Written request - Copy each line below that contains "type".

Extracted records -
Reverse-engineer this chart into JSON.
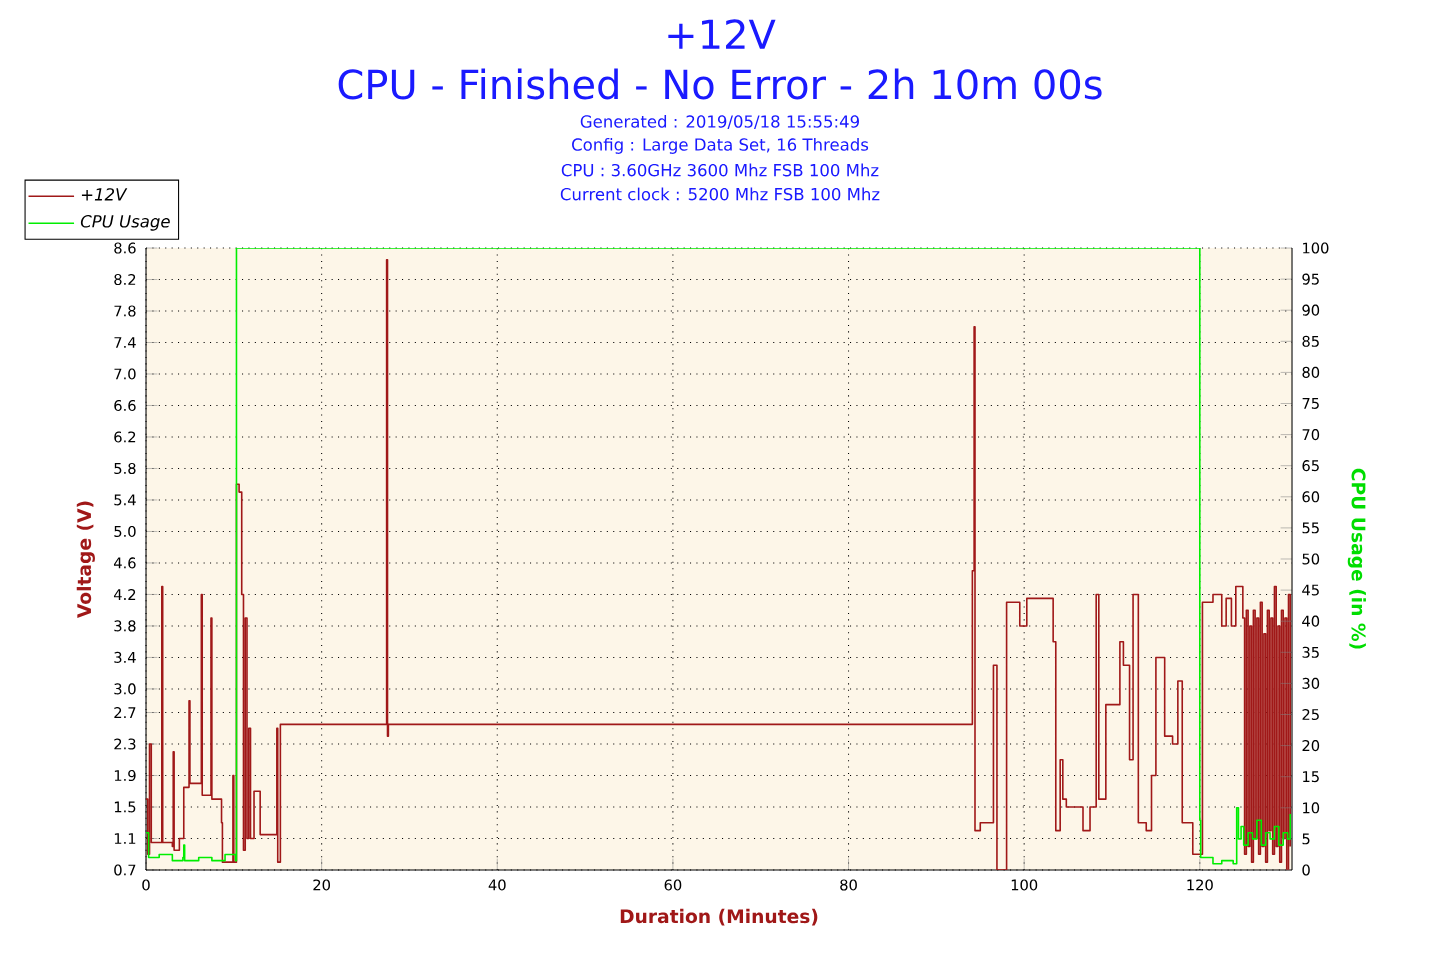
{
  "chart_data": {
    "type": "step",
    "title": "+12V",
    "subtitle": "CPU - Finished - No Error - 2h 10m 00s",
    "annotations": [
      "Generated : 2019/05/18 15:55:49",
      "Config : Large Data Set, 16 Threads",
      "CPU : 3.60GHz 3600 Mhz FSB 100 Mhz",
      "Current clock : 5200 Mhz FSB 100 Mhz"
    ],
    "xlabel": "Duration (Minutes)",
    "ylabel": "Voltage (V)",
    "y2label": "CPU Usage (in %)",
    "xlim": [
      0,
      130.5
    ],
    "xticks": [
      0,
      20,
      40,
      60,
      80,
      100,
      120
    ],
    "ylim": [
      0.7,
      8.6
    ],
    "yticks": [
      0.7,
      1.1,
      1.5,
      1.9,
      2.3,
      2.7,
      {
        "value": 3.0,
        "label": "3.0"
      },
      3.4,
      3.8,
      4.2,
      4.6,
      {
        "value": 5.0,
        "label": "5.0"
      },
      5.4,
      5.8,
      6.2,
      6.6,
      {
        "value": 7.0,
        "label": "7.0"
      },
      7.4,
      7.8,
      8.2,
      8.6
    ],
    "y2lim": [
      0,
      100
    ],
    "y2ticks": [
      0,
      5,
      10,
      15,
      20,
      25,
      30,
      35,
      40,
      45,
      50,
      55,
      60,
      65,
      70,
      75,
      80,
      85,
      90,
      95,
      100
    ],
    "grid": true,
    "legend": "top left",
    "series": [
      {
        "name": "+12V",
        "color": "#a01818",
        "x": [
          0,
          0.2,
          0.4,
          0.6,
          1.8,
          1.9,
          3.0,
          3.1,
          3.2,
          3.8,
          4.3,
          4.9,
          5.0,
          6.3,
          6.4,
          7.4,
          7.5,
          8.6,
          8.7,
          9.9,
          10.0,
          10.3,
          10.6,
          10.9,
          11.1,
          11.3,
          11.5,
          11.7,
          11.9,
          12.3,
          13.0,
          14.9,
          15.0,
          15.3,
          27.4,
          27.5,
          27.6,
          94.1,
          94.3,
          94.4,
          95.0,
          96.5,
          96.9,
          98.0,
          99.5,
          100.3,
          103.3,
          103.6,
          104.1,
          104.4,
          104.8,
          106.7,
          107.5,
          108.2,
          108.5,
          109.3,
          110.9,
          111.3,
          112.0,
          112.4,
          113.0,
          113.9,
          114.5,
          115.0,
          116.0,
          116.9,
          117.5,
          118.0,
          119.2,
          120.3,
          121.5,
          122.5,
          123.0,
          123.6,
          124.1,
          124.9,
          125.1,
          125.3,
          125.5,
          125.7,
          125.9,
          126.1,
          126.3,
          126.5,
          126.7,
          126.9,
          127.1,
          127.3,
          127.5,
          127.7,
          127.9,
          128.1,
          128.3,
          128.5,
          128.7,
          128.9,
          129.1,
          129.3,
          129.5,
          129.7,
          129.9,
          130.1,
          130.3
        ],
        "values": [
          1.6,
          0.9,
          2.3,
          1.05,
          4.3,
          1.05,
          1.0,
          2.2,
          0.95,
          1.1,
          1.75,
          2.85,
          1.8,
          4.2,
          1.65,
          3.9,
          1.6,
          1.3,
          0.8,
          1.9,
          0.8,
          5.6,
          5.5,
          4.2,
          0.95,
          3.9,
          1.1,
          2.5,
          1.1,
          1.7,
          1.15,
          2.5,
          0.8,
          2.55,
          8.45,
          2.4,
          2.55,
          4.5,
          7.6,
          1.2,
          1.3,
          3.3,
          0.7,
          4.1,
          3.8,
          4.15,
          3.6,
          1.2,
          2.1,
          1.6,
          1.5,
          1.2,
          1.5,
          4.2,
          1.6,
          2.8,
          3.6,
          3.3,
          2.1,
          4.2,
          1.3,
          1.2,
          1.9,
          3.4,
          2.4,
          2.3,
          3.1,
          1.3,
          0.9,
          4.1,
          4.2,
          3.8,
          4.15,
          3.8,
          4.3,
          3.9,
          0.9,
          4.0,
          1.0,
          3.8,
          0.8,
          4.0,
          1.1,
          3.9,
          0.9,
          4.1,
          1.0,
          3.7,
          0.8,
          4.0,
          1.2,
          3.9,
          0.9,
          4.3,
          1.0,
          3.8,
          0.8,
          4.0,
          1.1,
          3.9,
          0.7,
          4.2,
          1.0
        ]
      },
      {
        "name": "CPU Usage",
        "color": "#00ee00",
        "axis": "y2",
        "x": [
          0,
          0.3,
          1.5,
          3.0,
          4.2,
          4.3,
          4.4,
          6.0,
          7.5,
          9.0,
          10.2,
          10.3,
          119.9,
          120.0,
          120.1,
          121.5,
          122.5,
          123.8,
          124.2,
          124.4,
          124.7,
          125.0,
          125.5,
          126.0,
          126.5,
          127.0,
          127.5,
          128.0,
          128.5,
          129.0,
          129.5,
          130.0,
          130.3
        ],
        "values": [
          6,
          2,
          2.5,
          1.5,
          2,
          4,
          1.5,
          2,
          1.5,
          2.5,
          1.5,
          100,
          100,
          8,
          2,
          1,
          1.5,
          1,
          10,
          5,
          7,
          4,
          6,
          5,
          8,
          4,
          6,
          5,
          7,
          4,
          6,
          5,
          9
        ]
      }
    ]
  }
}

---

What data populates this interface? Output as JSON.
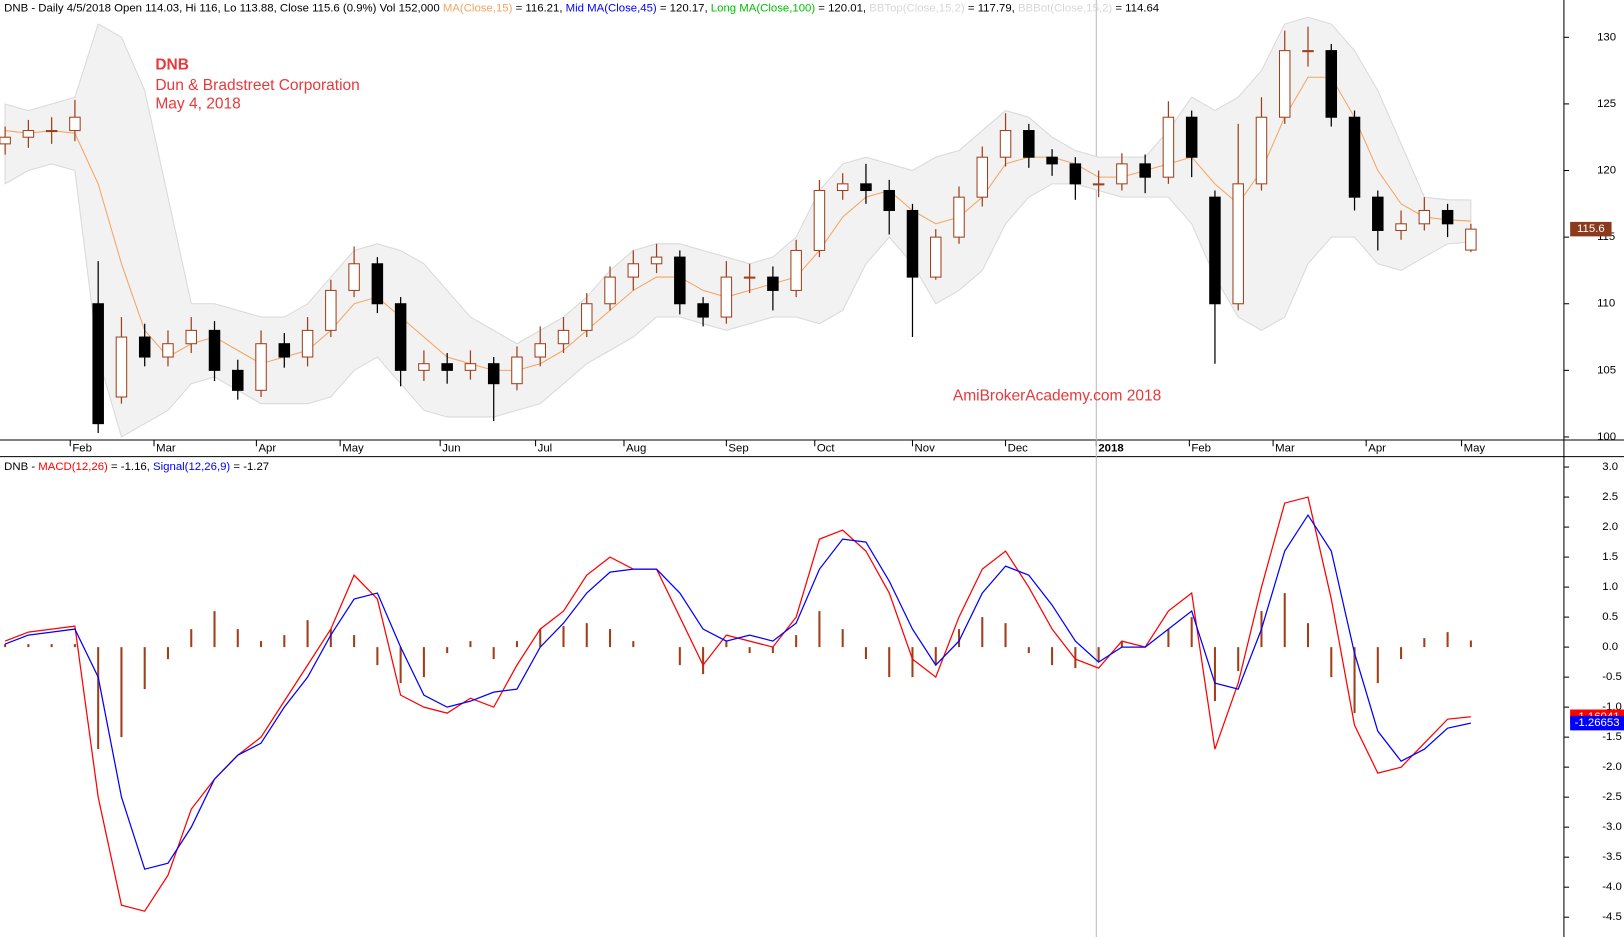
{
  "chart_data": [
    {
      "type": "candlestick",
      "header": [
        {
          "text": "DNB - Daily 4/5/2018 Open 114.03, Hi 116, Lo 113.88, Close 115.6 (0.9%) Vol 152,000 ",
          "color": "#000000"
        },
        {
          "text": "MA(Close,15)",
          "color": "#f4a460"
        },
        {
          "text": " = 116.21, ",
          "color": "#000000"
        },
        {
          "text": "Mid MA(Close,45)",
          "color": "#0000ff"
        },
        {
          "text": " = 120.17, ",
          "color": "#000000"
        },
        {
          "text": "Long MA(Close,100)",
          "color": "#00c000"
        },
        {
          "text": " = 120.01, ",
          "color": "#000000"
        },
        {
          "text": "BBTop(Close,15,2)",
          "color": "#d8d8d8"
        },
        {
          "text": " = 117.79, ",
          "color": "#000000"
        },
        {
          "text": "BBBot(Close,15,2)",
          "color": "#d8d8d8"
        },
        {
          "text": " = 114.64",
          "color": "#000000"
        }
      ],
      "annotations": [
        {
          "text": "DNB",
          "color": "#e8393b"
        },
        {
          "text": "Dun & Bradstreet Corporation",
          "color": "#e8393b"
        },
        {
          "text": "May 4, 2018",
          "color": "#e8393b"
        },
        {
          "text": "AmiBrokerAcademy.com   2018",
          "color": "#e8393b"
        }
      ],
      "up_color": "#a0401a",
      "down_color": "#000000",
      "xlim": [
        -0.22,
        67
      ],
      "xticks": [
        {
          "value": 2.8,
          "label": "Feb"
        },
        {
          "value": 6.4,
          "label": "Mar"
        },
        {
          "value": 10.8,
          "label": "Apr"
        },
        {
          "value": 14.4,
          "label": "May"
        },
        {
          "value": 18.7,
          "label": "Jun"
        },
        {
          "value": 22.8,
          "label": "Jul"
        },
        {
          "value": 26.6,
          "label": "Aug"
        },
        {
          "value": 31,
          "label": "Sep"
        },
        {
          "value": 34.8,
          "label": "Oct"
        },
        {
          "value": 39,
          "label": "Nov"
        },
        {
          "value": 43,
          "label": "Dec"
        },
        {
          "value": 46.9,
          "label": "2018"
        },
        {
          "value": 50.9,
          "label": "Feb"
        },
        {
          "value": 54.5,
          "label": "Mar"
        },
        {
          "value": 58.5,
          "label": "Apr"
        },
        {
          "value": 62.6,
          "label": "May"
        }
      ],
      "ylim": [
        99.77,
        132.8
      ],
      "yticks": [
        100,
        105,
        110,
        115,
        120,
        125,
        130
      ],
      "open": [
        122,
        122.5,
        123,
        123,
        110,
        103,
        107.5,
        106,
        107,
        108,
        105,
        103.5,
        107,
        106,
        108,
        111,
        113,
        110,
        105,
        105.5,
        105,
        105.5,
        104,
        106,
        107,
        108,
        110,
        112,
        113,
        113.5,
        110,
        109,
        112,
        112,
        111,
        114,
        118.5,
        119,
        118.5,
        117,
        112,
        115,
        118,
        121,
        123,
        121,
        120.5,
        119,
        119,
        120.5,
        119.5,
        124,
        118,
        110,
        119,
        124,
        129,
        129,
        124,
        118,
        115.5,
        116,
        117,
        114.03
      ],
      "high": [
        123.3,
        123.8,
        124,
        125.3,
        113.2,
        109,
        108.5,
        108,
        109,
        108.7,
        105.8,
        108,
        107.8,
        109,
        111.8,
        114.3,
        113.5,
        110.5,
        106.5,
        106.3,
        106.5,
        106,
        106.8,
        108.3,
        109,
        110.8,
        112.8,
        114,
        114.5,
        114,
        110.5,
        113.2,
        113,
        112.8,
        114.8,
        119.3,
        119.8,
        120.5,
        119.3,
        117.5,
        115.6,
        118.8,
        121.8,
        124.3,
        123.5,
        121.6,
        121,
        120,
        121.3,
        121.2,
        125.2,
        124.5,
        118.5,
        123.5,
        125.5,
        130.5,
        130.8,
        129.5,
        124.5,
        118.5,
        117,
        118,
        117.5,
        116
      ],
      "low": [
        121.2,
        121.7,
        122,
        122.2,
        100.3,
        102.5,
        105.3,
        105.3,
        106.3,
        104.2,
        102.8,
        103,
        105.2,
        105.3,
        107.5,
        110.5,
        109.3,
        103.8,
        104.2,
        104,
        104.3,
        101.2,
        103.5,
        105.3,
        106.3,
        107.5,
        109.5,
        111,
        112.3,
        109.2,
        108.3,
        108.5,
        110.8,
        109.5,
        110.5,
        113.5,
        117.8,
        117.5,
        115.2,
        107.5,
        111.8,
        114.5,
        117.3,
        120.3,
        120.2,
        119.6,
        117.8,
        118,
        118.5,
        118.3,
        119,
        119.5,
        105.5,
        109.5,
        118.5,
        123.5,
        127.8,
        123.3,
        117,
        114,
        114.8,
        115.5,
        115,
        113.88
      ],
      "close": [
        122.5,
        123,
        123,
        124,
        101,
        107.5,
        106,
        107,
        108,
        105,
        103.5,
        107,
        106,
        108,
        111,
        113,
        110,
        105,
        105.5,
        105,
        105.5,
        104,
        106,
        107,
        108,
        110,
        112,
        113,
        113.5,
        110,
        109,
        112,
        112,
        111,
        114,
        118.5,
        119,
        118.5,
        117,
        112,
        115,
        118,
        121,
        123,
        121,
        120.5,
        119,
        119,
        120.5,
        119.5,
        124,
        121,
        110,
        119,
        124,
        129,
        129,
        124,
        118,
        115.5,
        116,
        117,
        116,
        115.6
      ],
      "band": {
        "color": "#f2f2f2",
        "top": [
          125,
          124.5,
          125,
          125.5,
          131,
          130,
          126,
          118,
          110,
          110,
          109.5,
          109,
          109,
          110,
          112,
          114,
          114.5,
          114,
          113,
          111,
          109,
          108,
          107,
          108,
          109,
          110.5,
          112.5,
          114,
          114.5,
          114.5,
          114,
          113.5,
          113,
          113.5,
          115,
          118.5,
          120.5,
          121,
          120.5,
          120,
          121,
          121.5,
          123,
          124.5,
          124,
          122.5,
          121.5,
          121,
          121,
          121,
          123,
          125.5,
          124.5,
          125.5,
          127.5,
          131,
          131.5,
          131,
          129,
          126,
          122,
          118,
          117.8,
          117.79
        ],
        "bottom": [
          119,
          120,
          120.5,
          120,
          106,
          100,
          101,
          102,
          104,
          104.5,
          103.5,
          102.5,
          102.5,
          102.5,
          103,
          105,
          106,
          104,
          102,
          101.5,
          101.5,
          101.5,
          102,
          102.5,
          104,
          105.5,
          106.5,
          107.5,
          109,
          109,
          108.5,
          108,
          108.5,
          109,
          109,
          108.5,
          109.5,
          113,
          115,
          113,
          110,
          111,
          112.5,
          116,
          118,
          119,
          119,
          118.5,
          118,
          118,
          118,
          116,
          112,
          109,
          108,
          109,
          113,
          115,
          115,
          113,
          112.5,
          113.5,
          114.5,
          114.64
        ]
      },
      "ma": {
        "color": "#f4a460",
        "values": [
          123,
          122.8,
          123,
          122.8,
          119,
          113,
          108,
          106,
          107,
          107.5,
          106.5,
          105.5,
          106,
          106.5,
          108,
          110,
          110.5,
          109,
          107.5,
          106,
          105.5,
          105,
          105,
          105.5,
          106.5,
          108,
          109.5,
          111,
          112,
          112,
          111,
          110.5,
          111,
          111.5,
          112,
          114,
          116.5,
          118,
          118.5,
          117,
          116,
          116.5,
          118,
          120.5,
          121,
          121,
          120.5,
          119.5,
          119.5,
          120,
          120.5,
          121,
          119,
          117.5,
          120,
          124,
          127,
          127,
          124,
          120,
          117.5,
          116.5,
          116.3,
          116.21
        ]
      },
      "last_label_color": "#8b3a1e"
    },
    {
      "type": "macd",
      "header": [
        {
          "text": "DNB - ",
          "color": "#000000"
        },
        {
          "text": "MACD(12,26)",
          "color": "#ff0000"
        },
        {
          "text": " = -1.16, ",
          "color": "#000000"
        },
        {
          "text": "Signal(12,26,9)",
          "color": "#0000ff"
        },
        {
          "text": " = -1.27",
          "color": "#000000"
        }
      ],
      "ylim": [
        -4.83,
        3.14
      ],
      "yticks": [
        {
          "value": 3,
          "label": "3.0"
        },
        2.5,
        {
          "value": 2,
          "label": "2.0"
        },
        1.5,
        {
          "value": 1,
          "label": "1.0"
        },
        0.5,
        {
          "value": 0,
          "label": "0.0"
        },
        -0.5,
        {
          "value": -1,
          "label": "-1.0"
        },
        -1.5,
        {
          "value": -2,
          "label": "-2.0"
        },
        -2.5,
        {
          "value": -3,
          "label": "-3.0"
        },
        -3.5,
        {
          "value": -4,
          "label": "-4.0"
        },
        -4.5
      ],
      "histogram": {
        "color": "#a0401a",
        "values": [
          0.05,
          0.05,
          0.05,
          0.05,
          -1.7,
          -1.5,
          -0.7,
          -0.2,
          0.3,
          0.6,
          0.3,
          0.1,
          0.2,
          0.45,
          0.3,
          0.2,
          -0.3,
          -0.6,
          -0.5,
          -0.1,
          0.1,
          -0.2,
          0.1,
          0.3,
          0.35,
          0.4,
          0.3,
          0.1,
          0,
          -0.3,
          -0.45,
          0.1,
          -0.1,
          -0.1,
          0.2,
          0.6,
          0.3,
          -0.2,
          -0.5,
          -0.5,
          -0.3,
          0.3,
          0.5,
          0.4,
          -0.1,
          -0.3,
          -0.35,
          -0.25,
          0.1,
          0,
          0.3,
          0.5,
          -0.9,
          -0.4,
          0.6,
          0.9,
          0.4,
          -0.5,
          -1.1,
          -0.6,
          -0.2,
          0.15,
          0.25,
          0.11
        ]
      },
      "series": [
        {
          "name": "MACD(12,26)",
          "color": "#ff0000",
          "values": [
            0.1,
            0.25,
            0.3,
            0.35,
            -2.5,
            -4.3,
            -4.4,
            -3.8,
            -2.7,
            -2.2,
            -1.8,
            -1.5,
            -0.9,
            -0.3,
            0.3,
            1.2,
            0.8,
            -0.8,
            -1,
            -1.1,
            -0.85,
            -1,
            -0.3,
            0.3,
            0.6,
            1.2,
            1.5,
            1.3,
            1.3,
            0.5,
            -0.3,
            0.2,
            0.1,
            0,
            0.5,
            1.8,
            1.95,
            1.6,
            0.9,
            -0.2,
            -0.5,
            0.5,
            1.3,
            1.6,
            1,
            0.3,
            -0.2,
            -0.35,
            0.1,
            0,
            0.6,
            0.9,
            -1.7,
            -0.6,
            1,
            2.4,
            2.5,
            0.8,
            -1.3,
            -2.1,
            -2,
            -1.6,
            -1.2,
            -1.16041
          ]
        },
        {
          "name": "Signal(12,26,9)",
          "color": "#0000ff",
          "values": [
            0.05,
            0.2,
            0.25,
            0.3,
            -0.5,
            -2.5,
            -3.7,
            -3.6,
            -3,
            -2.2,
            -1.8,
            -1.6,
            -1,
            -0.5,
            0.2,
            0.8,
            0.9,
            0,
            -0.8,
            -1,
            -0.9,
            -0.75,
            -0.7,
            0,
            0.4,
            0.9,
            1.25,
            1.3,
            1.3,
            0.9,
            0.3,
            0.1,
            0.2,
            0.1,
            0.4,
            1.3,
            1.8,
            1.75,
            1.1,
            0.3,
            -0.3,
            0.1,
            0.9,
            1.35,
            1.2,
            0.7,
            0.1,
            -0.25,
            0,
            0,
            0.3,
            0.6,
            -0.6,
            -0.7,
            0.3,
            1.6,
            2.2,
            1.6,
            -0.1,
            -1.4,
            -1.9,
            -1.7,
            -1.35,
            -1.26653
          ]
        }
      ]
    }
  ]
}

Written solution -
    "type": "step",
      "type": "candlestick",
      "type": "macd",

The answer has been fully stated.